[Problem to solve] Go through the records and copy each line where the word "value" occurs.

[Exercise material]

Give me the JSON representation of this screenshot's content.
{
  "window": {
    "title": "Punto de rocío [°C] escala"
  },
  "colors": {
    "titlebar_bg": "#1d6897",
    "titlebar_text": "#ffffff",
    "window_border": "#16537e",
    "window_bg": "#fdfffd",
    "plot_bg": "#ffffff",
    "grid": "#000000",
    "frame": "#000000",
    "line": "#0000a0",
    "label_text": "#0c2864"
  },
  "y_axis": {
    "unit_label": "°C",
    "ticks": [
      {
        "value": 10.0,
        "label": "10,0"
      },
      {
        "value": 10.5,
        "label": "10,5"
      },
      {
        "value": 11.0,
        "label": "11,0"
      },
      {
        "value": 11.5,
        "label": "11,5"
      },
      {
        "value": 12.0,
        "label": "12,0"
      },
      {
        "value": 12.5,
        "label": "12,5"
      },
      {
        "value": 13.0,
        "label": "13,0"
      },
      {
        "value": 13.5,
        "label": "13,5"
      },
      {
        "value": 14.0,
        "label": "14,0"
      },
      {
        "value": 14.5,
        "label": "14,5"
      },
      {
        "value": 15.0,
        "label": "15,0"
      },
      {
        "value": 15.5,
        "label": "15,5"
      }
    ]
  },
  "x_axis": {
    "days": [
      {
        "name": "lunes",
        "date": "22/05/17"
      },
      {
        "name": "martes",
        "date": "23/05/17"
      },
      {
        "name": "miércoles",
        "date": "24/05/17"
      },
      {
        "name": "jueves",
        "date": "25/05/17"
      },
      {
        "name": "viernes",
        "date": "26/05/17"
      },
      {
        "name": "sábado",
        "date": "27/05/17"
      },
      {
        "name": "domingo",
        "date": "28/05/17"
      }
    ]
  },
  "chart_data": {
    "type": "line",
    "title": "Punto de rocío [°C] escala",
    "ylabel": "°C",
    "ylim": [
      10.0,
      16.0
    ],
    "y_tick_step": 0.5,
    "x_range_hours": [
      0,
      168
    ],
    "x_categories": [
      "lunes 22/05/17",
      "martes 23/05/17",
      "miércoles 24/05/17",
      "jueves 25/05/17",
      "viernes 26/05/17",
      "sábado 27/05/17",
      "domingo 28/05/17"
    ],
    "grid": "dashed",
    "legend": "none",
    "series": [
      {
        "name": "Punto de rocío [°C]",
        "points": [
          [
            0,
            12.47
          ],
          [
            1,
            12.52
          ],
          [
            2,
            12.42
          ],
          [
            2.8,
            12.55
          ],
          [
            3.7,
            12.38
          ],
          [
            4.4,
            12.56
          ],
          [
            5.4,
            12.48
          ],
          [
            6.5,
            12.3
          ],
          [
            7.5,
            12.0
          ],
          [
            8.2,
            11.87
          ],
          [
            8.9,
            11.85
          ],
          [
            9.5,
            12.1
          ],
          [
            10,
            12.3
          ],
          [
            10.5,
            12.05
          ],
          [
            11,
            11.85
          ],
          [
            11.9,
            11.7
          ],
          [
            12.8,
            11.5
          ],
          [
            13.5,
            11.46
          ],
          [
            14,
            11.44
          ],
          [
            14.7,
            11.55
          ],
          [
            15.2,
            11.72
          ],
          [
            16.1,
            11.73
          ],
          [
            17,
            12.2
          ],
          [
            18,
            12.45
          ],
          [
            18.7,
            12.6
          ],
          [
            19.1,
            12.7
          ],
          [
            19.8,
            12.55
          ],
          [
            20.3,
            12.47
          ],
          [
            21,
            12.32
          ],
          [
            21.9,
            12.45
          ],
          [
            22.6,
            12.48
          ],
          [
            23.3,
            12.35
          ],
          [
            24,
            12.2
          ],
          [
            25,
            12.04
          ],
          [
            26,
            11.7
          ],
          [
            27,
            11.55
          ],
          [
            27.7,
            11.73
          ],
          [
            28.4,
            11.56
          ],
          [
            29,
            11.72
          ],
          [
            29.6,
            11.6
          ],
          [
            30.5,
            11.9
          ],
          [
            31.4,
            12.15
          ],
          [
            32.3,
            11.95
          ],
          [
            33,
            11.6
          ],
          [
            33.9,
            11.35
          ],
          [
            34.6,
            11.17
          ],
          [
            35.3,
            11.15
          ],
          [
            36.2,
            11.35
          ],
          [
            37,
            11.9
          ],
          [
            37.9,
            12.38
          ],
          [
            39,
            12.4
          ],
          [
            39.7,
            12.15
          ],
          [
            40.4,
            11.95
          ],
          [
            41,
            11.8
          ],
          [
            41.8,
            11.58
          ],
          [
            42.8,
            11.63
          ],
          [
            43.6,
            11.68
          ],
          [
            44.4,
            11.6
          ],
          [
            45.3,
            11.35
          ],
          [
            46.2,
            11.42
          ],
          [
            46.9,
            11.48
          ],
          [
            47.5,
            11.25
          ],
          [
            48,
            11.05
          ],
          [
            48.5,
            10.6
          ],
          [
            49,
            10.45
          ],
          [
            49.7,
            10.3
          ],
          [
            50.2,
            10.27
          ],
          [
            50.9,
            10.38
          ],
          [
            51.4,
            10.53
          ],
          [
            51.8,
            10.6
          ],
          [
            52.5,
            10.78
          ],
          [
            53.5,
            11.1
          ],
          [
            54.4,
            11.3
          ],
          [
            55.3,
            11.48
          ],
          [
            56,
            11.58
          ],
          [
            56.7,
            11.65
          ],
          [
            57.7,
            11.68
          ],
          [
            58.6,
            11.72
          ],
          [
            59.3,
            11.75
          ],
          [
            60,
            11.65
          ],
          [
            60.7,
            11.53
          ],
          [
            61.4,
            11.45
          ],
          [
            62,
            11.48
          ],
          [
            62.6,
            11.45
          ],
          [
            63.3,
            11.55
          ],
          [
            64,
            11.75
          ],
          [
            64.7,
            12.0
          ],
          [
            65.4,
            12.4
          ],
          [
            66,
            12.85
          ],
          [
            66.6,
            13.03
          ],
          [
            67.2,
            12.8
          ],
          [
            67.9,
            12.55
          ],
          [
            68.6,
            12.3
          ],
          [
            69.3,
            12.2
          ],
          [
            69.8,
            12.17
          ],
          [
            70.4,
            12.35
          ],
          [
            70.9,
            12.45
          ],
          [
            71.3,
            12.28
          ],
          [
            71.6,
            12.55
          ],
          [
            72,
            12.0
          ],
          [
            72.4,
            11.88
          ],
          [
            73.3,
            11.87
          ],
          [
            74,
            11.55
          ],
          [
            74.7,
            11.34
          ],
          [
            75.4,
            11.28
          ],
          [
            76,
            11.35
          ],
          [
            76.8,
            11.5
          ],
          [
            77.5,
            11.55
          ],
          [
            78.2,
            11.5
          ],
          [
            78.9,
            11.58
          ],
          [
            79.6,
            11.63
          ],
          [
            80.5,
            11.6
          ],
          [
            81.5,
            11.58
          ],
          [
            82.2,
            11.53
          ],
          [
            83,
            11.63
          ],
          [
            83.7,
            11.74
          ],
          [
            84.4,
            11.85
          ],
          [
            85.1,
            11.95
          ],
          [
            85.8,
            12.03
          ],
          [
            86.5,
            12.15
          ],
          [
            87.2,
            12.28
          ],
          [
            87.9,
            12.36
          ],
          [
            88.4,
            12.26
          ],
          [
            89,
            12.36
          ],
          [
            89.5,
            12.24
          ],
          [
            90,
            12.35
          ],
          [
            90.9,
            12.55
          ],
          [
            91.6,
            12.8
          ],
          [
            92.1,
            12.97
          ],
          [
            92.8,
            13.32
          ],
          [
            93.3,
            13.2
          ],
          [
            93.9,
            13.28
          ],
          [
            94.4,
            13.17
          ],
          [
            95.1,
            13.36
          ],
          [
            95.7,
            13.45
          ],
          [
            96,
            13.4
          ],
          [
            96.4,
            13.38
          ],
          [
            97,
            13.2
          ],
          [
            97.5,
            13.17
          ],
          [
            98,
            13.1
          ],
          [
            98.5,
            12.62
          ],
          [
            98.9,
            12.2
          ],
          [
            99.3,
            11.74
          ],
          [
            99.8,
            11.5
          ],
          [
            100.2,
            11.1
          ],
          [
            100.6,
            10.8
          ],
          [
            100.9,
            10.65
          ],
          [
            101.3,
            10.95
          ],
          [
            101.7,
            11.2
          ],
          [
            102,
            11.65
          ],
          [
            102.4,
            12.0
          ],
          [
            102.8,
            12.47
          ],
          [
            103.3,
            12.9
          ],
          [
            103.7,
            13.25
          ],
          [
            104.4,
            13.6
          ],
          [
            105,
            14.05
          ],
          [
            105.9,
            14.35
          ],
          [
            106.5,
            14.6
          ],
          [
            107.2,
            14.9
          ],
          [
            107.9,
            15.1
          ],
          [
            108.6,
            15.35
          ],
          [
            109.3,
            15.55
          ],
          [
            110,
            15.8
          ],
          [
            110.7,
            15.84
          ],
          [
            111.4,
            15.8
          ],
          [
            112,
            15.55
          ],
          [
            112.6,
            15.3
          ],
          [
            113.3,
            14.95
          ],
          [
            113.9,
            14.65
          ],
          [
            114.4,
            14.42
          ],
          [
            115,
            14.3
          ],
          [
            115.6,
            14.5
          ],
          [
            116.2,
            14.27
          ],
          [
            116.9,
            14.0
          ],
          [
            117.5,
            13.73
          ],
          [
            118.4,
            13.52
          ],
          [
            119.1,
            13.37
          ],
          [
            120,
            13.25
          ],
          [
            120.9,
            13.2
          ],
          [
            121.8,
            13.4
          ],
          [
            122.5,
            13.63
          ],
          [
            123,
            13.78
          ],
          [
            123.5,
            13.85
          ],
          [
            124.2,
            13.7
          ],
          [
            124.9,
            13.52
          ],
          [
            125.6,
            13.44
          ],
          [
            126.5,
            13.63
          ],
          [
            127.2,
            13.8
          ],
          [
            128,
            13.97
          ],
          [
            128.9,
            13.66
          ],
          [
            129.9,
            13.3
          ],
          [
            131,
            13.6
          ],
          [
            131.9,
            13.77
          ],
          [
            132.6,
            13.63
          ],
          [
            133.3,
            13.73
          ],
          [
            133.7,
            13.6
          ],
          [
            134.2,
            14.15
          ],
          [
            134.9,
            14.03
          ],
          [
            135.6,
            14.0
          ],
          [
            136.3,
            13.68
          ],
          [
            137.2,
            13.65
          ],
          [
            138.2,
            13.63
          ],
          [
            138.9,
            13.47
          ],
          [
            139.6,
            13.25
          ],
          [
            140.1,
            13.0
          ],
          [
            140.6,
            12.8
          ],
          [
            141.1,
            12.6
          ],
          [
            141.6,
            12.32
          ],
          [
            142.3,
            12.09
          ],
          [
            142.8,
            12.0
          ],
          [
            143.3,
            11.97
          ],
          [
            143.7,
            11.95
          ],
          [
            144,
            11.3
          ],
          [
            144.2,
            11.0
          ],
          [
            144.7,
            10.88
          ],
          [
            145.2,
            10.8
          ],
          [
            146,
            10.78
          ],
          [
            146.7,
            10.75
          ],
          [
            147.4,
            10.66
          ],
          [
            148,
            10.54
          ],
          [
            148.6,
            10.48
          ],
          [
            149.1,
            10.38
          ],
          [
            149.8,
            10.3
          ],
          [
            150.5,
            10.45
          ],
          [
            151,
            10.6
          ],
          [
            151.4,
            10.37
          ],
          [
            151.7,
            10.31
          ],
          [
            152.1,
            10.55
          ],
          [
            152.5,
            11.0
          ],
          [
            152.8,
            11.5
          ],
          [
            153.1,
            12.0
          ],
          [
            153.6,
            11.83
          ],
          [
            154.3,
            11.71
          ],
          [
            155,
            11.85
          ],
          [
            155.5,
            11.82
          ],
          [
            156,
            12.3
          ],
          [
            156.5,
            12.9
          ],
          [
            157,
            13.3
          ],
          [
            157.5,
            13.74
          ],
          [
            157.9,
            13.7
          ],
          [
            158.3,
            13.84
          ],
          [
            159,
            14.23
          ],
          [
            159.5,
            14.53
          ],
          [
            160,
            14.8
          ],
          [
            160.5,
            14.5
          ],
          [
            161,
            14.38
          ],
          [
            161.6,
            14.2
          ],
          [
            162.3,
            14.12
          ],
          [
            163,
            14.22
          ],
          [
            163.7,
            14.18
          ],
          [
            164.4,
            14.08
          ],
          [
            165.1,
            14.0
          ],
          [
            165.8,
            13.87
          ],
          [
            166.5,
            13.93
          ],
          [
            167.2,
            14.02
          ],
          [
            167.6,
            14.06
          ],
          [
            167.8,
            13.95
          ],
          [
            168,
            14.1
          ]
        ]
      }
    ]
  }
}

[Complete response]
        "value": 10.0,
        "value": 10.5,
        "value": 11.0,
        "value": 11.5,
        "value": 12.0,
        "value": 12.5,
        "value": 13.0,
        "value": 13.5,
        "value": 14.0,
        "value": 14.5,
        "value": 15.0,
        "value": 15.5,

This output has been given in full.